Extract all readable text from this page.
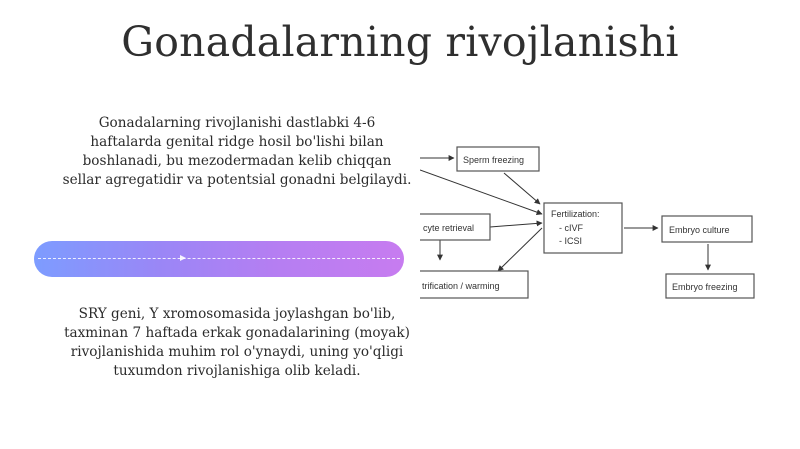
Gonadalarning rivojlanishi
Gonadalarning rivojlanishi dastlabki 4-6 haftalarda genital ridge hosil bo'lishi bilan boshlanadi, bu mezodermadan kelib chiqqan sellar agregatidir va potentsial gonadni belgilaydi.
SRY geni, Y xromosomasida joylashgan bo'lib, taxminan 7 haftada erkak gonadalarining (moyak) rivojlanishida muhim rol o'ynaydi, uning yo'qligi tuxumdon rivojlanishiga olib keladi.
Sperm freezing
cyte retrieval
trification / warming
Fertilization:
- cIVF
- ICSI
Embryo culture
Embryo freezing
━━━
#### Request:
Leave every image out, and retype the material exactly.

#### Written solution:
Extract all readable text from this page.
Gonadalarning rivojlanishi
Gonadalarning rivojlanishi dastlabki 4-6 haftalarda genital ridge hosil bo'lishi bilan boshlanadi, bu mezodermadan kelib chiqqan sellar agregatidir va potentsial gonadni belgilaydi.
SRY geni, Y xromosomasida joylashgan bo'lib, taxminan 7 haftada erkak gonadalarining (moyak) rivojlanishida muhim rol o'ynaydi, uning yo'qligi tuxumdon rivojlanishiga olib keladi.
Sperm freezing
cyte retrieval
trification / warming
Fertilization:
- cIVF
- ICSI
Embryo culture
Embryo freezing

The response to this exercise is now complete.